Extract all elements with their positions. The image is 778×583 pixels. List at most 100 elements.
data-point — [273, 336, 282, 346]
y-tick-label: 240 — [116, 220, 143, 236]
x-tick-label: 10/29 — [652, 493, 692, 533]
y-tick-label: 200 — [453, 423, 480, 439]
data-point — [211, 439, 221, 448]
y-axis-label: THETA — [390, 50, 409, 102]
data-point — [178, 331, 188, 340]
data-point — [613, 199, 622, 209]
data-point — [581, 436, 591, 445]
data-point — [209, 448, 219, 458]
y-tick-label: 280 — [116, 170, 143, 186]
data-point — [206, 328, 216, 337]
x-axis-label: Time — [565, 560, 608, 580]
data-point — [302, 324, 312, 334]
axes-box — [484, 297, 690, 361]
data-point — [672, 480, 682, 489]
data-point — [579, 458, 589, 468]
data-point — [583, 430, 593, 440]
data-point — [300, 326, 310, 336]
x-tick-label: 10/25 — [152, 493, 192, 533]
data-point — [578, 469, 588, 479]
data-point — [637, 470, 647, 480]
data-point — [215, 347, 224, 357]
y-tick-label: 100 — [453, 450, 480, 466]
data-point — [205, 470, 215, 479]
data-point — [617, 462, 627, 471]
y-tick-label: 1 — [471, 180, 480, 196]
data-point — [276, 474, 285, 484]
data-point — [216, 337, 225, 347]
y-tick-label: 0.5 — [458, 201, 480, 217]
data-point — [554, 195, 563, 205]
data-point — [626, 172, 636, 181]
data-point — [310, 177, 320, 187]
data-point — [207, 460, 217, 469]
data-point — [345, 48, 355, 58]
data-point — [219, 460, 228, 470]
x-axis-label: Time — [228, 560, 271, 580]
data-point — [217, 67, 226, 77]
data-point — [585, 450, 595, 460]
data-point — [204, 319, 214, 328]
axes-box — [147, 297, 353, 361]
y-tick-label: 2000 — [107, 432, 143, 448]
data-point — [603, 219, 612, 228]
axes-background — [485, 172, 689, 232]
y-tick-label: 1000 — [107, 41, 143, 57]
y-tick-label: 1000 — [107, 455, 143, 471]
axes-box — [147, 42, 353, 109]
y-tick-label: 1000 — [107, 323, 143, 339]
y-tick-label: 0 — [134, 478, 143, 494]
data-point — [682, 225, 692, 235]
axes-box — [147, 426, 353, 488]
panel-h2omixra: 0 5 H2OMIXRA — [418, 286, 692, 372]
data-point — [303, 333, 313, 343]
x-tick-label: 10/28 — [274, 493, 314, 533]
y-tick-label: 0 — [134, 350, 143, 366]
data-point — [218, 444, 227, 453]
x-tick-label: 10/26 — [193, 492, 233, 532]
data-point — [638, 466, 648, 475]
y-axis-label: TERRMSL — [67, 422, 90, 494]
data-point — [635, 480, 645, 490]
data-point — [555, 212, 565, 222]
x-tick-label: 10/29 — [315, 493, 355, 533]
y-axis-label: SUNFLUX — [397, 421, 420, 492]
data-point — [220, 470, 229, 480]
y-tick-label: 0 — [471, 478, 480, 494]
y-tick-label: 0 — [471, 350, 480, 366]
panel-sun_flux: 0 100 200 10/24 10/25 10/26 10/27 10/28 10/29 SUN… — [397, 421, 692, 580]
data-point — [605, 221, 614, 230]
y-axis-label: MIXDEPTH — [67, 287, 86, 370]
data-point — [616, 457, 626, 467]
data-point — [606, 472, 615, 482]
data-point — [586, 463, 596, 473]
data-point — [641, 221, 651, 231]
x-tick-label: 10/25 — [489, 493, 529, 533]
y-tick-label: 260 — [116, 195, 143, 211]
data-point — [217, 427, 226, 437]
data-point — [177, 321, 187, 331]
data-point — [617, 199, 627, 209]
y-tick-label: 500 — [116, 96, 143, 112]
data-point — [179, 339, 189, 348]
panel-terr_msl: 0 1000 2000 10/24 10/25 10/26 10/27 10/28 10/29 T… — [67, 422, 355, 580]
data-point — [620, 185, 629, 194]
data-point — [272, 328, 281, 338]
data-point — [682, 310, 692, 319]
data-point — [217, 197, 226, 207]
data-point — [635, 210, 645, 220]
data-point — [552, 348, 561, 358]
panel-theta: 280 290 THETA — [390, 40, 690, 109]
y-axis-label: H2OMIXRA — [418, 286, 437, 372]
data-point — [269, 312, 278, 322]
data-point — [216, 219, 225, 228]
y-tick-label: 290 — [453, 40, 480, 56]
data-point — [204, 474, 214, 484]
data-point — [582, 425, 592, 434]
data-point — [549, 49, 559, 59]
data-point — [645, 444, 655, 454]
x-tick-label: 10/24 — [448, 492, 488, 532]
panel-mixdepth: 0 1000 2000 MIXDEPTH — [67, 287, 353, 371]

========================================

Instructions for the task:
Reproduce every one of the records above line for line, without changing anything.

Exercise output:
Extract all elements with their positions. The image is 778×583 pixels. List at most 100 elements.
data-point — [273, 336, 282, 346]
y-tick-label: 240 — [116, 220, 143, 236]
x-tick-label: 10/29 — [652, 493, 692, 533]
y-tick-label: 200 — [453, 423, 480, 439]
data-point — [211, 439, 221, 448]
y-axis-label: THETA — [390, 50, 409, 102]
data-point — [178, 331, 188, 340]
data-point — [613, 199, 622, 209]
data-point — [581, 436, 591, 445]
data-point — [209, 448, 219, 458]
y-tick-label: 280 — [116, 170, 143, 186]
data-point — [206, 328, 216, 337]
x-axis-label: Time — [565, 560, 608, 580]
data-point — [302, 324, 312, 334]
axes-box — [484, 297, 690, 361]
data-point — [672, 480, 682, 489]
data-point — [579, 458, 589, 468]
data-point — [583, 430, 593, 440]
data-point — [300, 326, 310, 336]
x-tick-label: 10/25 — [152, 493, 192, 533]
data-point — [578, 469, 588, 479]
data-point — [637, 470, 647, 480]
data-point — [215, 347, 224, 357]
y-tick-label: 100 — [453, 450, 480, 466]
data-point — [205, 470, 215, 479]
data-point — [617, 462, 627, 471]
y-tick-label: 1 — [471, 180, 480, 196]
data-point — [276, 474, 285, 484]
data-point — [216, 337, 225, 347]
y-tick-label: 0.5 — [458, 201, 480, 217]
data-point — [554, 195, 563, 205]
data-point — [626, 172, 636, 181]
data-point — [310, 177, 320, 187]
data-point — [207, 460, 217, 469]
data-point — [345, 48, 355, 58]
data-point — [219, 460, 228, 470]
x-axis-label: Time — [228, 560, 271, 580]
data-point — [217, 67, 226, 77]
data-point — [585, 450, 595, 460]
data-point — [204, 319, 214, 328]
axes-box — [147, 297, 353, 361]
y-tick-label: 2000 — [107, 432, 143, 448]
data-point — [603, 219, 612, 228]
axes-background — [485, 172, 689, 232]
y-tick-label: 1000 — [107, 41, 143, 57]
y-tick-label: 1000 — [107, 455, 143, 471]
axes-box — [147, 42, 353, 109]
y-tick-label: 1000 — [107, 323, 143, 339]
y-tick-label: 0 — [134, 478, 143, 494]
data-point — [682, 225, 692, 235]
axes-box — [147, 426, 353, 488]
panel-h2omixra: 0 5 H2OMIXRA — [418, 286, 692, 372]
data-point — [303, 333, 313, 343]
x-tick-label: 10/28 — [274, 493, 314, 533]
y-tick-label: 0 — [134, 350, 143, 366]
data-point — [218, 444, 227, 453]
x-tick-label: 10/26 — [193, 492, 233, 532]
data-point — [638, 466, 648, 475]
y-axis-label: TERRMSL — [67, 422, 90, 494]
data-point — [635, 480, 645, 490]
data-point — [555, 212, 565, 222]
x-tick-label: 10/29 — [315, 493, 355, 533]
y-axis-label: SUNFLUX — [397, 421, 420, 492]
data-point — [220, 470, 229, 480]
y-tick-label: 0 — [471, 478, 480, 494]
y-tick-label: 0 — [471, 350, 480, 366]
panel-sun_flux: 0 100 200 10/24 10/25 10/26 10/27 10/28 10/29 SUN… — [397, 421, 692, 580]
data-point — [605, 221, 614, 230]
y-axis-label: MIXDEPTH — [67, 287, 86, 370]
data-point — [616, 457, 626, 467]
data-point — [606, 472, 615, 482]
data-point — [586, 463, 596, 473]
data-point — [641, 221, 651, 231]
x-tick-label: 10/25 — [489, 493, 529, 533]
y-tick-label: 260 — [116, 195, 143, 211]
data-point — [217, 427, 226, 437]
data-point — [177, 321, 187, 331]
data-point — [617, 199, 627, 209]
y-tick-label: 500 — [116, 96, 143, 112]
data-point — [179, 339, 189, 348]
panel-terr_msl: 0 1000 2000 10/24 10/25 10/26 10/27 10/28 10/29 T… — [67, 422, 355, 580]
data-point — [620, 185, 629, 194]
data-point — [272, 328, 281, 338]
data-point — [682, 310, 692, 319]
data-point — [217, 197, 226, 207]
data-point — [635, 210, 645, 220]
data-point — [552, 348, 561, 358]
panel-theta: 280 290 THETA — [390, 40, 690, 109]
y-axis-label: H2OMIXRA — [418, 286, 437, 372]
data-point — [269, 312, 278, 322]
data-point — [216, 219, 225, 228]
y-tick-label: 290 — [453, 40, 480, 56]
data-point — [204, 474, 214, 484]
data-point — [582, 425, 592, 434]
data-point — [549, 49, 559, 59]
data-point — [645, 444, 655, 454]
x-tick-label: 10/24 — [448, 492, 488, 532]
panel-mixdepth: 0 1000 2000 MIXDEPTH — [67, 287, 353, 371]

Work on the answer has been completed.